**LISTED ENTRIES:**
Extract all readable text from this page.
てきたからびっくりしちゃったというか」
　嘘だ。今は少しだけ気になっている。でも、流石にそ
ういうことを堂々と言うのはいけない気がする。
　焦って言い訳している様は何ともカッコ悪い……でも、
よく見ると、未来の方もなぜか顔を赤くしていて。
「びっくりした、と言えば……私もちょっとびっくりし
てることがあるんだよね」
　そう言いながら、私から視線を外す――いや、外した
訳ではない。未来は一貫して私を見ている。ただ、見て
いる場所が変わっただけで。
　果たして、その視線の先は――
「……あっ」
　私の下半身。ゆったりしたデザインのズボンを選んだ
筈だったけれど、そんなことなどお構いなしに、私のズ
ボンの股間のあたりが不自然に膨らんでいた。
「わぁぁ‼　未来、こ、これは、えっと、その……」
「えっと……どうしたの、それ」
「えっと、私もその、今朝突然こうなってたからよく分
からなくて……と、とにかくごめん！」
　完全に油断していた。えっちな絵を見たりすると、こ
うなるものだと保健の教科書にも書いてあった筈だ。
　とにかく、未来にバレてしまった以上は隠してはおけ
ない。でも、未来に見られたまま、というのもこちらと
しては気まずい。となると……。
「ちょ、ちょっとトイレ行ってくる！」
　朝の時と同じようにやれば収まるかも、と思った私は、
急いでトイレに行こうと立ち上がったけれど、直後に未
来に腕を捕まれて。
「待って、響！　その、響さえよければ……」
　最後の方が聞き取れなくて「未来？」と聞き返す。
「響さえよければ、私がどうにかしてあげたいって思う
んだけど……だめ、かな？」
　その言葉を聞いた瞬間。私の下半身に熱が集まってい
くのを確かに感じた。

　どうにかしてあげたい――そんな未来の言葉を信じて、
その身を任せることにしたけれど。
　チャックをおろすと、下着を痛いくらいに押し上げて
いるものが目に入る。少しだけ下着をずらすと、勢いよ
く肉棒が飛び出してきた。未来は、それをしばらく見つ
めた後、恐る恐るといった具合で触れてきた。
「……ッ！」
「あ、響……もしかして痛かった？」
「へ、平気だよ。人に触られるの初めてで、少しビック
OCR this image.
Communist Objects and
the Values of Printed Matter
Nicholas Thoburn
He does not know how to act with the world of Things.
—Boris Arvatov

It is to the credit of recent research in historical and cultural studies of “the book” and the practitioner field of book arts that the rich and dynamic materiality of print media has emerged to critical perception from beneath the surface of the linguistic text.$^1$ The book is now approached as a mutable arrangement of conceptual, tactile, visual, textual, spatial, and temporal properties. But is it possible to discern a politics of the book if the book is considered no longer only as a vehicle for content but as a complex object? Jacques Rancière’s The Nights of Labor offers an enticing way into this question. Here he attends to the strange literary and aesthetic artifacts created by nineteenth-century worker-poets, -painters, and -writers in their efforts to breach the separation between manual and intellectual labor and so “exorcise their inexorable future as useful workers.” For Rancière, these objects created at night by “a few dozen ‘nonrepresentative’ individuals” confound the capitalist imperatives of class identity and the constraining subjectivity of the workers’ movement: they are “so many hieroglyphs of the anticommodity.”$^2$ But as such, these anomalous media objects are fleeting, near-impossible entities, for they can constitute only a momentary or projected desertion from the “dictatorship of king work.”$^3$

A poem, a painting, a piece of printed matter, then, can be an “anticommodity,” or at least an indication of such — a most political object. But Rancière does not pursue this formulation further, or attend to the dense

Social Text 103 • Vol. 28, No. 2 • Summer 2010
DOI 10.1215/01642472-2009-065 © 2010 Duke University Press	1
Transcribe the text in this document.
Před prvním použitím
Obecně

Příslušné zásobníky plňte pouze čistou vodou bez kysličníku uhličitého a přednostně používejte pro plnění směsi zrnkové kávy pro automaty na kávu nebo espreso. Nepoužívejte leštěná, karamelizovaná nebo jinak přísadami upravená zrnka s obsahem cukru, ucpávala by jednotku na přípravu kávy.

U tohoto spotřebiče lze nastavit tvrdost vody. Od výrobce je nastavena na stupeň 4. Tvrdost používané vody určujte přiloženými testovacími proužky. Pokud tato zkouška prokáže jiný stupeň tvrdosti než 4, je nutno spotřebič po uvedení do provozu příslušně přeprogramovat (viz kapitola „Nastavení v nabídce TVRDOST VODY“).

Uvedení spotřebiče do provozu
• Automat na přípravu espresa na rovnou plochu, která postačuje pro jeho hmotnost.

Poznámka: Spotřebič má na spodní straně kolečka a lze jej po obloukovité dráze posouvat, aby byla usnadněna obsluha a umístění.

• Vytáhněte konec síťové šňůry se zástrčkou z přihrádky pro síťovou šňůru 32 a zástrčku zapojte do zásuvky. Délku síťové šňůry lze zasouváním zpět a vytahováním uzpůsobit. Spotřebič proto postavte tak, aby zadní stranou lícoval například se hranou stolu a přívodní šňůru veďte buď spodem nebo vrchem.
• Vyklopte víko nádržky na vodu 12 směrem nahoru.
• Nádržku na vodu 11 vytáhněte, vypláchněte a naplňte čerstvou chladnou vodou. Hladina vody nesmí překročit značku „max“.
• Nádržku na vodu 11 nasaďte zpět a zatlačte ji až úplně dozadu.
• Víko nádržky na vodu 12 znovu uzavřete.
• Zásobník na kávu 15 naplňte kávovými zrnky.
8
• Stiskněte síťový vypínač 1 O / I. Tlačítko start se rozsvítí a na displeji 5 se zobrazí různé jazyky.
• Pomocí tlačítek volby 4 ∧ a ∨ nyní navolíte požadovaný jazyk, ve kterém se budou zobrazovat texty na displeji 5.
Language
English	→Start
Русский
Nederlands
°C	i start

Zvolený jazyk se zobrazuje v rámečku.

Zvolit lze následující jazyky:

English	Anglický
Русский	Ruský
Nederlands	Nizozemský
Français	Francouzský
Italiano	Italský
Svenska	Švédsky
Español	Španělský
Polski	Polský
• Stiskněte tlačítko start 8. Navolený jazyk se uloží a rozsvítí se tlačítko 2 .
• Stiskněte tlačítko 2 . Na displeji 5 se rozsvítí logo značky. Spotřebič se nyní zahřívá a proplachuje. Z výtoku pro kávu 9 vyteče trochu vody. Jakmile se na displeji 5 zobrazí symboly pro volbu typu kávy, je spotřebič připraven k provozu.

**AIM OF THE EXERCISE:** Report back each line of the entries that holds the string "nebo".

**SOLUTION:**
Příslušné zásobníky plňte pouze čistou vodou bez kysličníku uhličitého a přednostně používejte pro plnění směsi zrnkové kávy pro automaty na kávu nebo espreso. Nepoužívejte leštěná, karamelizovaná nebo jinak přísadami upravená zrnka s obsahem cukru, ucpávala by jednotku na přípravu kávy.
• Vytáhněte konec síťové šňůry se zástrčkou z přihrádky pro síťovou šňůru 32 a zástrčku zapojte do zásuvky. Délku síťové šňůry lze zasouváním zpět a vytahováním uzpůsobit. Spotřebič proto postavte tak, aby zadní stranou lícoval například se hranou stolu a přívodní šňůru veďte buď spodem nebo vrchem.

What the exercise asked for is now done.